## Stated task
Every line holding the string "NUMERO" should be gathered.

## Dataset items
┌──
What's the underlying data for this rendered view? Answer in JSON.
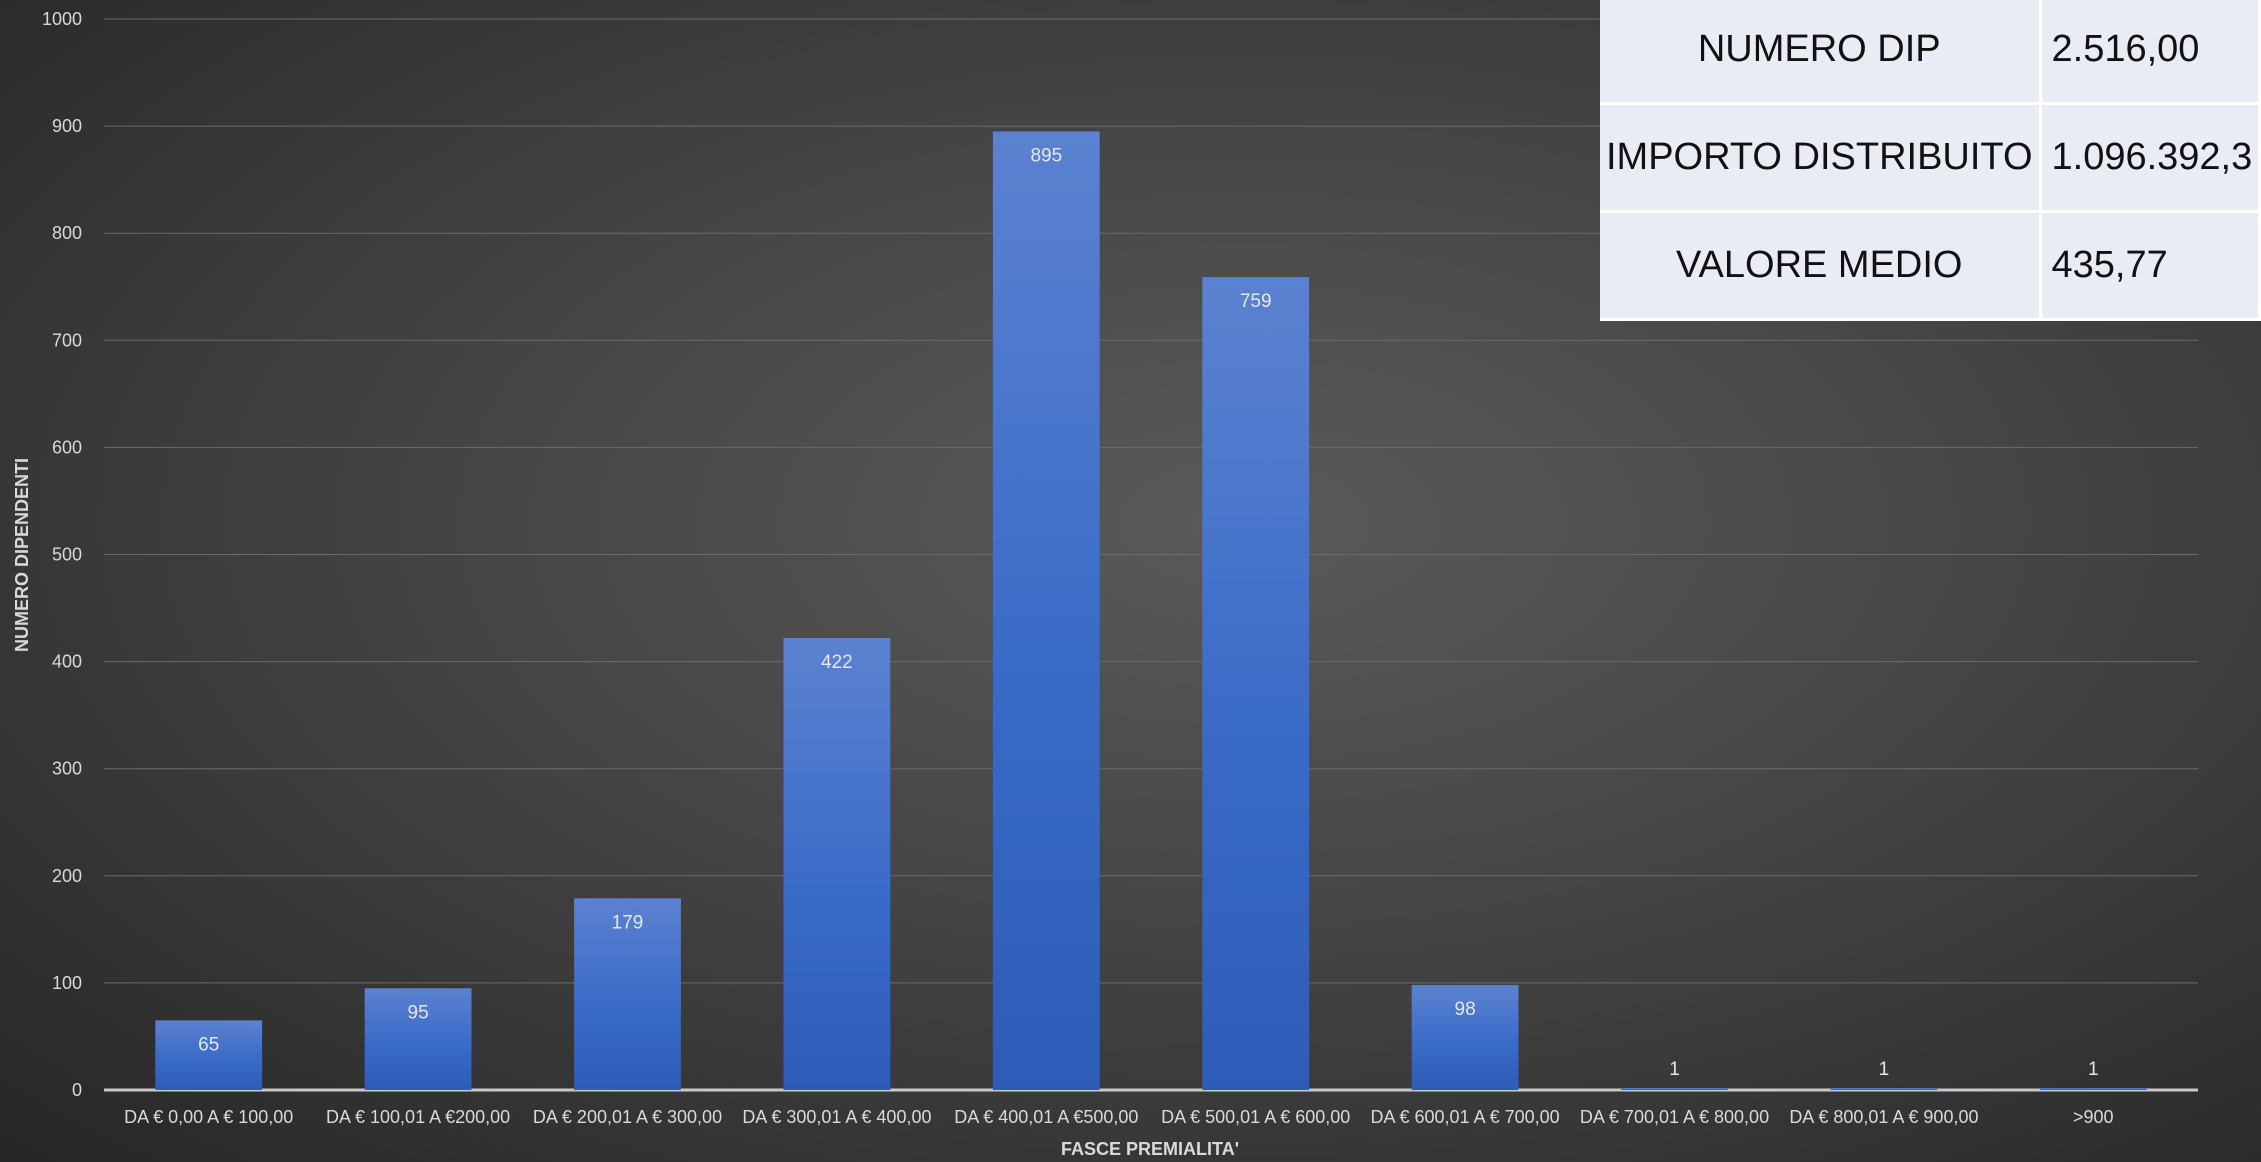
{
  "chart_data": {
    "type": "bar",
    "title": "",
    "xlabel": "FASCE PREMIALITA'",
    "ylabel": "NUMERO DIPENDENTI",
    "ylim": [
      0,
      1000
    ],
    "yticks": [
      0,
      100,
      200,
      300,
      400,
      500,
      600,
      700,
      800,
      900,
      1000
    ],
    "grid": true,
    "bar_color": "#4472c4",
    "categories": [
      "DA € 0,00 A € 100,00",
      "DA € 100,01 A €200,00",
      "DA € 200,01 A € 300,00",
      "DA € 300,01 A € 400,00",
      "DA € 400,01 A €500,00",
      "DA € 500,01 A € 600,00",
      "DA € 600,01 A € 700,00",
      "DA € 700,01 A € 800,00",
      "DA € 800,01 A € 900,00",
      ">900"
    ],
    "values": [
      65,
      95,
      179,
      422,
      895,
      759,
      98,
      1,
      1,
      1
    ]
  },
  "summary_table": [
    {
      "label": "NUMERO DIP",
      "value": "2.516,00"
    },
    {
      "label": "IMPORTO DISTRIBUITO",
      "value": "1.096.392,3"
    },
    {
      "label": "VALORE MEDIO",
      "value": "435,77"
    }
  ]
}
└──
## Final result
    "ylabel": "NUMERO DIPENDENTI",
      "label": "NUMERO DIP",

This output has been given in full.